*Descrição do exercício*: Resuma em duas frases, por favor, o texto sobre Camisa e a capoeira.

*Trecho do documento*:
━━━━━━━━━━━━━━━━

Tudo foi um choque muito grande, até ele descrobir as rodas de capoeira dos mestres Waldemar e Traíra, no mesmo bairro onde morava, a Liberdade. Camisa começou a jogar capoeira de rua, o que o ajudou a adquirir bastante experiência na malandragem do jogo. Foi no campo de futebol “da Usina” e no pátio da escola Pirajá que ele descobriu sua vocação pra ensinar, formou uma turminha e começou a dar aulas de capoeira aos meninos do bairro.

 

Nesta mesma época, o irmão Camisa Roxa aconselhou a mãe a matriculá-lo de uma vez na academia de Mestre Bimba, pois o menino matava aula, ficava de madrugada nas festas de rua da bahia e andava em todo tipo de barra pesada. Onde houvesse capoeira lá estava ele jogando. Foi feito um acordo: ele só poderia treinar com Mestre Bimba se passasse a freqüentar regularmente a escola. Deu certo, mas nos fins de semana ele continuava os treinos com os colegas do bairro, principalmente para que fizessem bonito nas rodas da “Festa de Reis”, tradicional no bairro da Lapinha.

 

Jogar capoeira para a meninada da bahia é como futebol, bola de gude, soltar pipa ou pião, todo mundo sabe. Apesar de já ser iniciado, ao chegar à academia de Bimba, Camisa seguiu o ritual dos novos alunos: o Mestre segurou suas mãos para ensiná-lo a gingar. Gingou com ele e depois de alguns testes, como agachamento, queda de rins e passada de pés por cima da cadeira, pediu que um formado mostrasse a Seqüéncia ao novo aluno. Como já havia aprendido com Camisa Roxa, Camisa também fez a Seqüéncia e, a partir daí, o desenvolvimento foi bastante rápido. No mesmo mês foi batizado pelo formado Calango, mantendo toda a tradição da capoeira.

━━━━━━━━━━━━━━━━

*Trecho dos dados*:

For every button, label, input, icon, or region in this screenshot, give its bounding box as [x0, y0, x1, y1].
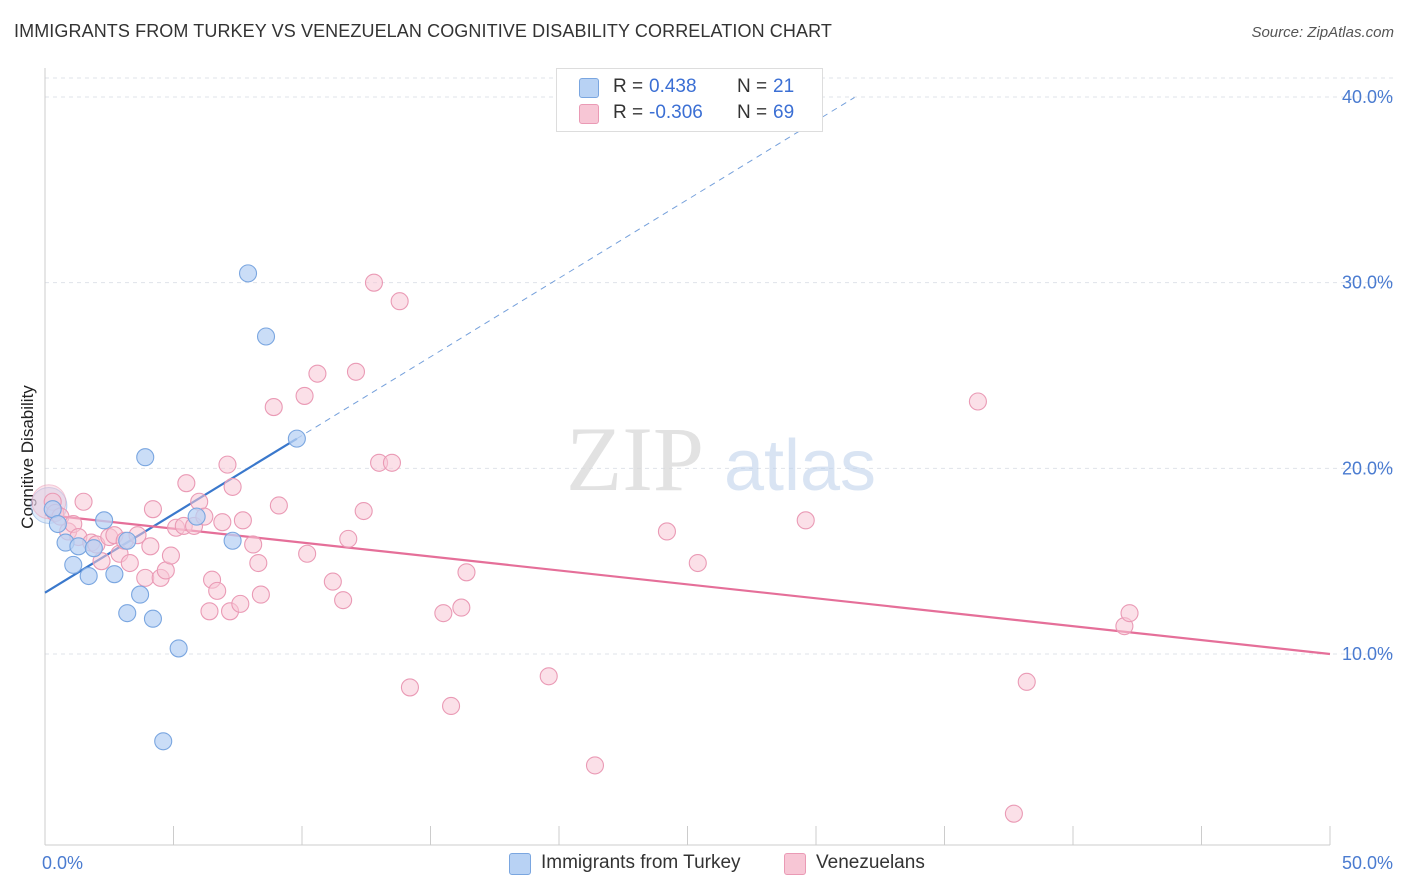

━━━━━━━━━━━━━━━━

*Resposta do exercício*: Depois de um grande choque, Camisa descobriu as rodas de capoeira dos mestres Waldemar e Traíra no bairro da Liberdade, onde morava, jogou capoeira de rua e passou a dar aulas de capoeira aos meninos do bairro. Por conselho do irmão Camisa Roxa, foi matriculado na academia de Mestre Bimba com a condição de frequentar regularmente a escola, seguiu lá o ritual dos novos alunos, fez a Sequência e, no mesmo mês, foi batizado pelo formado Calango.